- TASK DETAILS: From the records below, print only the part that opens with the line containing "Enumerate this screenshot's" and closes with the line containing "What's the underlying"; omit the pictures.

- SOURCE RECORDS:
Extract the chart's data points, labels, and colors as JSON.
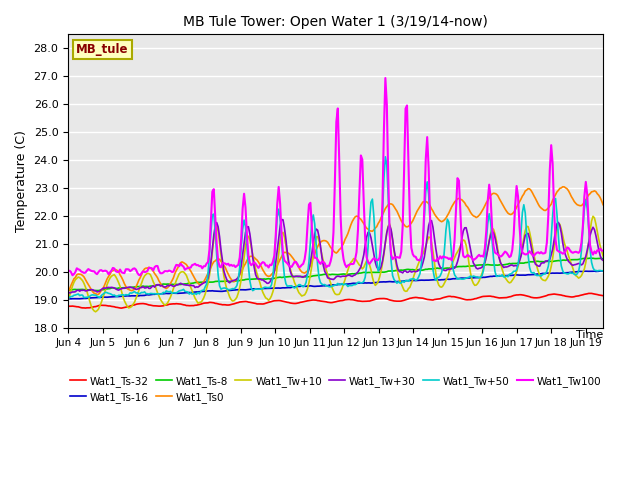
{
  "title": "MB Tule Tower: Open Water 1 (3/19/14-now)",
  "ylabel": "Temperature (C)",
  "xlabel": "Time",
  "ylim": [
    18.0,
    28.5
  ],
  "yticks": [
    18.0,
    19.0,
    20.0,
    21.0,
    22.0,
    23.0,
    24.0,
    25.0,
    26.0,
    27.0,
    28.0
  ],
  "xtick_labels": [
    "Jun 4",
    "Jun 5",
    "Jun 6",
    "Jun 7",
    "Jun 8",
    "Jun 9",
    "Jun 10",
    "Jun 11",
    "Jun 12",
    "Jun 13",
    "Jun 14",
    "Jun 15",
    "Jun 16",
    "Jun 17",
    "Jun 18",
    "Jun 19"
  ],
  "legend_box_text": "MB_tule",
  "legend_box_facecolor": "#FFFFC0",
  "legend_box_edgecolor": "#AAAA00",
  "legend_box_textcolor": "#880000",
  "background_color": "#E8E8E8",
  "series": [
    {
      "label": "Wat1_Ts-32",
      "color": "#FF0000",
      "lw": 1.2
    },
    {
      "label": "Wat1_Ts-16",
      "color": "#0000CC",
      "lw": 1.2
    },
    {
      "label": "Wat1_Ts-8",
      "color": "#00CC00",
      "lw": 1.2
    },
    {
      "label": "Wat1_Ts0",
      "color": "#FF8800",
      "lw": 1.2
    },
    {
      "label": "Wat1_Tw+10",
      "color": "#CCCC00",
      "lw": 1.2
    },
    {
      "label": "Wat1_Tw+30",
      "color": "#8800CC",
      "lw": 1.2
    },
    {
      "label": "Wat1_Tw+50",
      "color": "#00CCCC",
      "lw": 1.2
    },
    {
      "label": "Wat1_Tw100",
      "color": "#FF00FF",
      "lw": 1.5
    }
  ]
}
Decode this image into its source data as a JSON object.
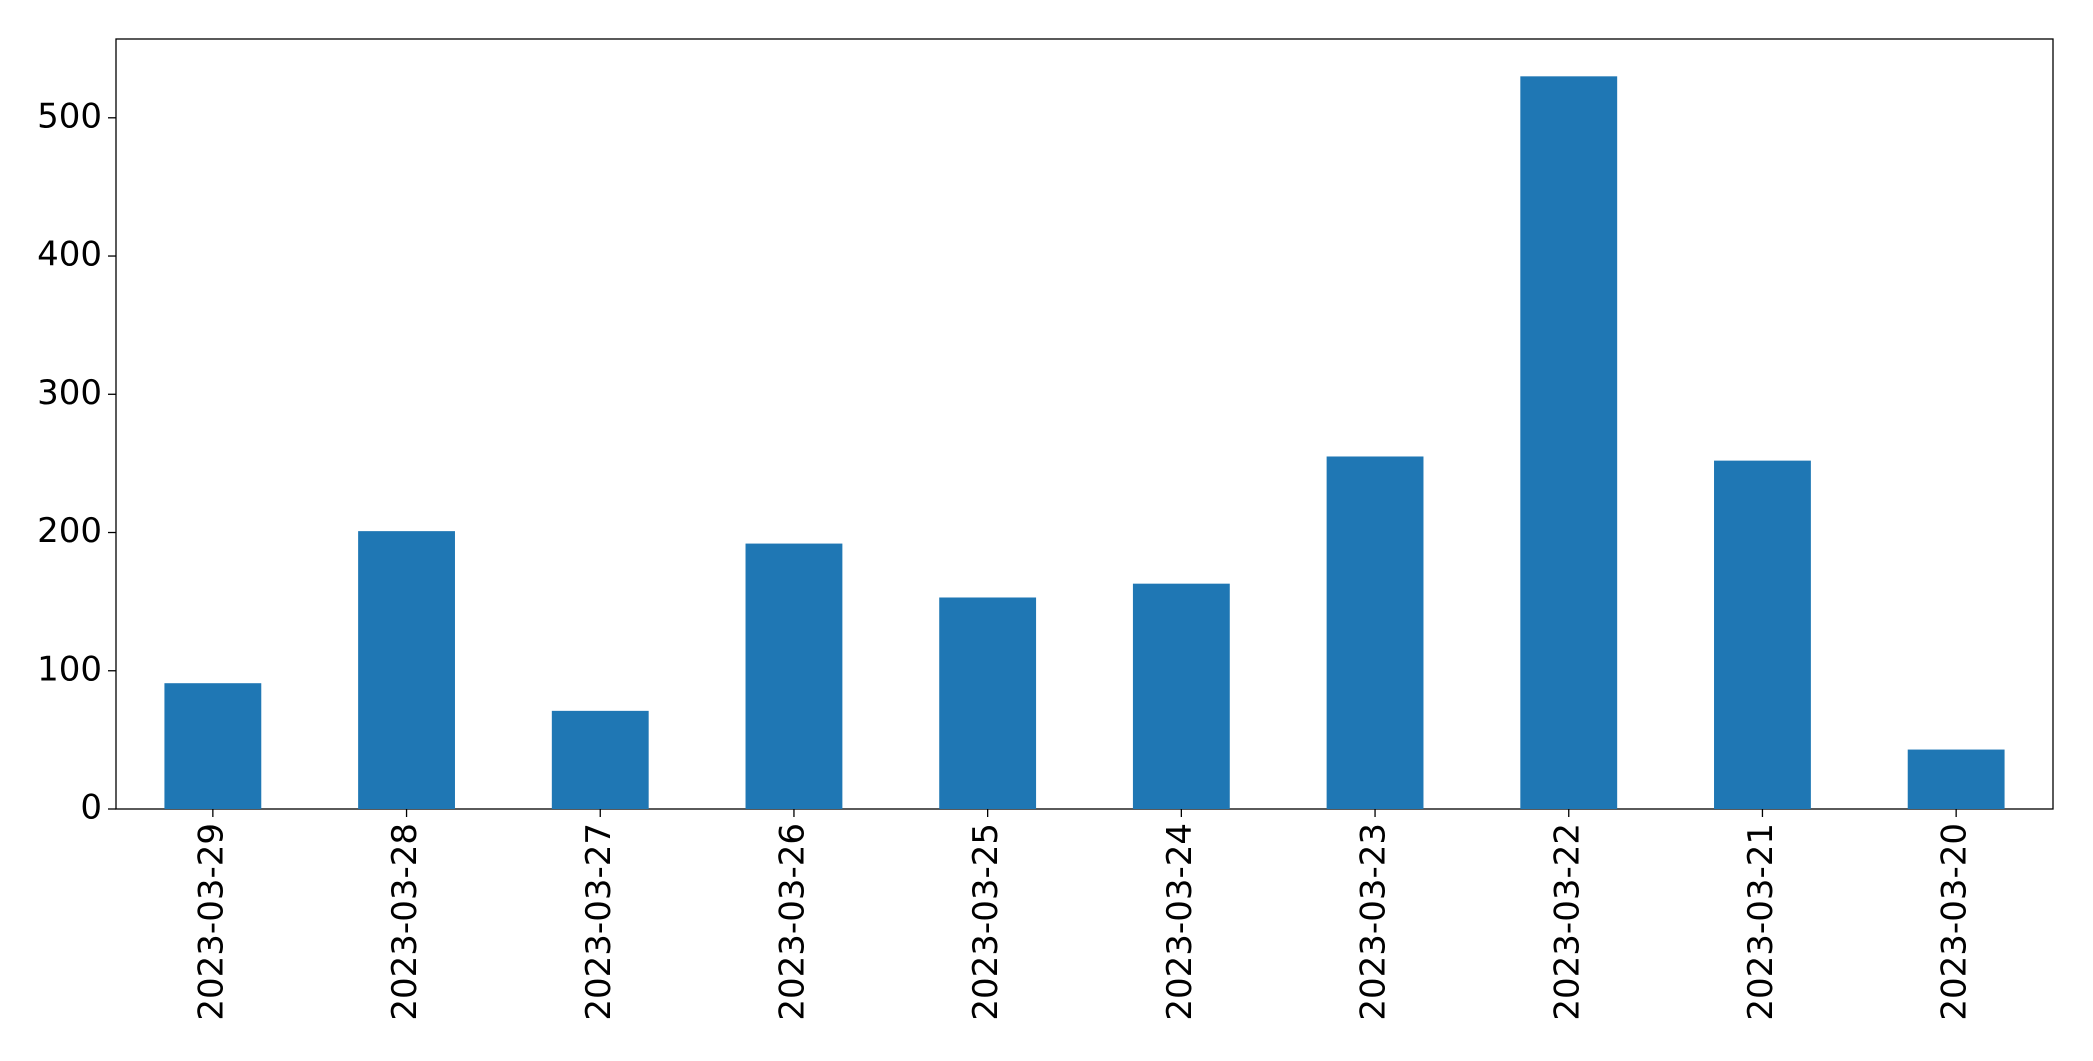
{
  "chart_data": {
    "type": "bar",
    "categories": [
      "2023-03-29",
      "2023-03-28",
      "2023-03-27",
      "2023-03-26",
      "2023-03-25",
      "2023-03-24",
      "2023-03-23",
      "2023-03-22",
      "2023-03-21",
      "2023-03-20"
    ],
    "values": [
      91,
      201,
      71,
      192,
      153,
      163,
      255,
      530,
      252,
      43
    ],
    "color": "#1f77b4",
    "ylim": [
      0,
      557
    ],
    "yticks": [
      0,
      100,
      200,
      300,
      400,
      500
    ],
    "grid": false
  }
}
==
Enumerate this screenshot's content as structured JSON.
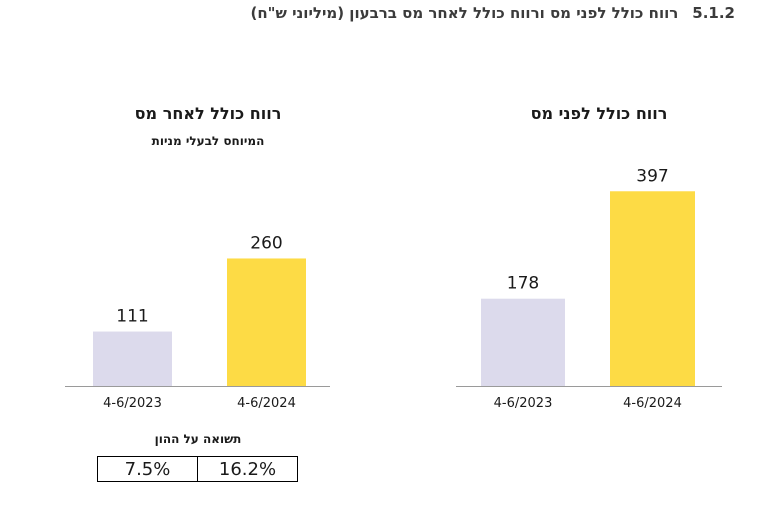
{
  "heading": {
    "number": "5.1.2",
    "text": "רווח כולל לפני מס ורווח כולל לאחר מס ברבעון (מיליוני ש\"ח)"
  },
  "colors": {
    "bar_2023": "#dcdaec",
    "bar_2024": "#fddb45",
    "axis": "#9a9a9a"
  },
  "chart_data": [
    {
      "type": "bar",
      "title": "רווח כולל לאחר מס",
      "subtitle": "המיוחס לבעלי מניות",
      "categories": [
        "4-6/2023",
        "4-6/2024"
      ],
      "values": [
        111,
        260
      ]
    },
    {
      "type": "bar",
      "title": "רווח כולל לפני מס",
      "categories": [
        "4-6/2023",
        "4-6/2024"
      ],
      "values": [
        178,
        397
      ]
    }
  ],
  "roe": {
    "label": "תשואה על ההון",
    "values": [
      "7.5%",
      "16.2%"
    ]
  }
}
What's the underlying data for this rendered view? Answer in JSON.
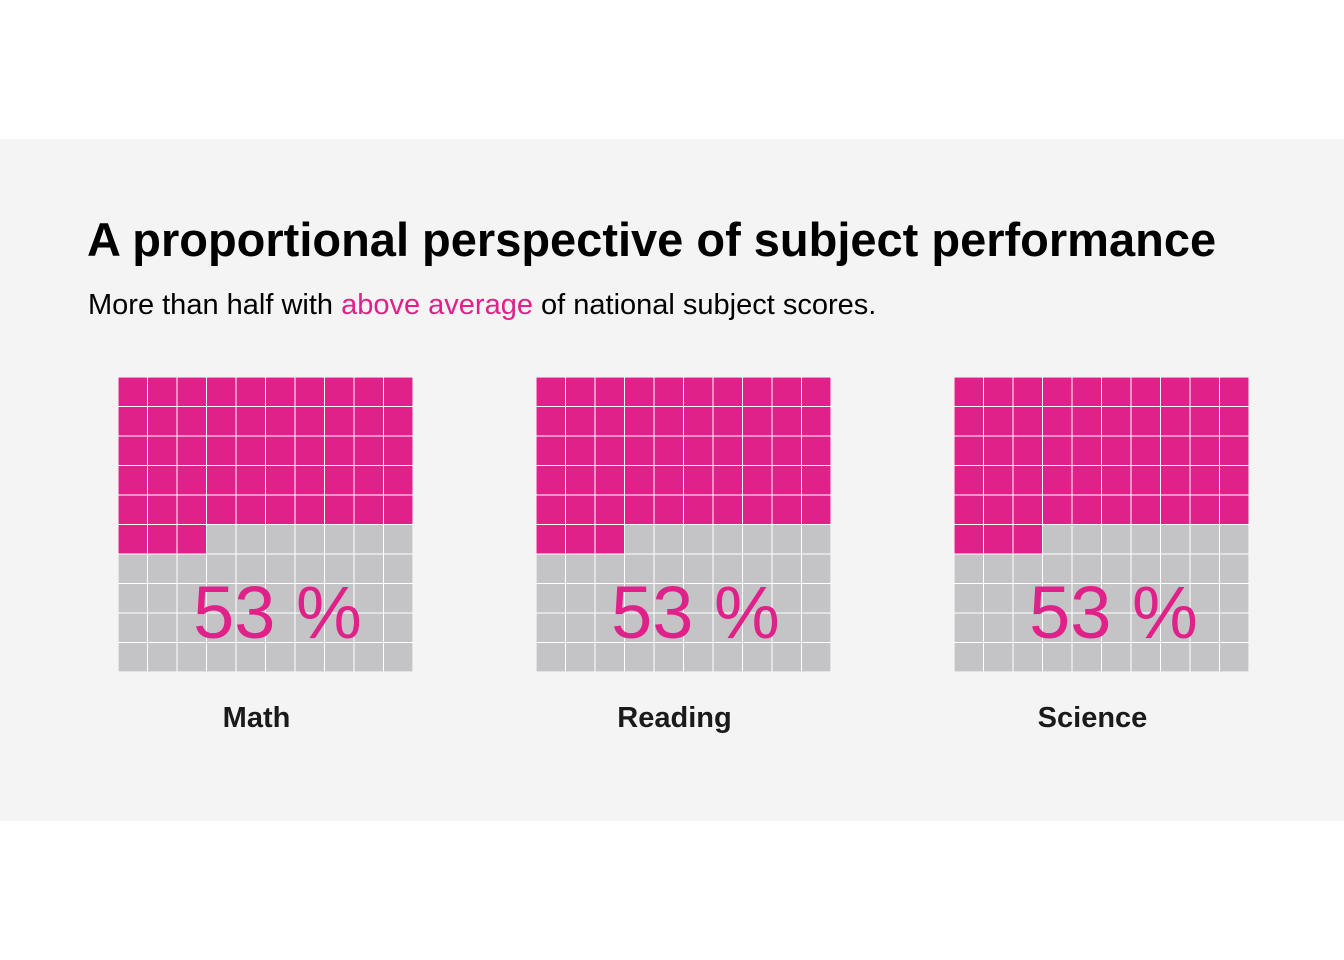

- FULL SOLUTION:
Enumerate this screenshot's content as structured JSON.
{
  "heading": {
    "number": "5.1.2",
    "text": "רווח כולל לפני מס ורווח כולל לאחר מס ברבעון (מיליוני ש\"ח)"
  },
  "colors": {
    "bar_2023": "#dcdaec",
    "bar_2024": "#fddb45",
    "axis": "#9a9a9a"
  },
  "chart_data": [
    {
      "type": "bar",
      "title": "רווח כולל לאחר מס",
      "subtitle": "המיוחס לבעלי מניות",
      "categories": [
        "4-6/2023",
        "4-6/2024"
      ],
      "values": [
        111,
        260
      ]
    },
    {
      "type": "bar",
      "title": "רווח כולל לפני מס",
      "categories": [
        "4-6/2023",
        "4-6/2024"
      ],
      "values": [
        178,
        397
      ]
    }
  ],
  "roe": {
    "label": "תשואה על ההון",
    "values": [
      "7.5%",
      "16.2%"
    ]
  }
}
What's the underlying data for this rendered view? Answer in JSON.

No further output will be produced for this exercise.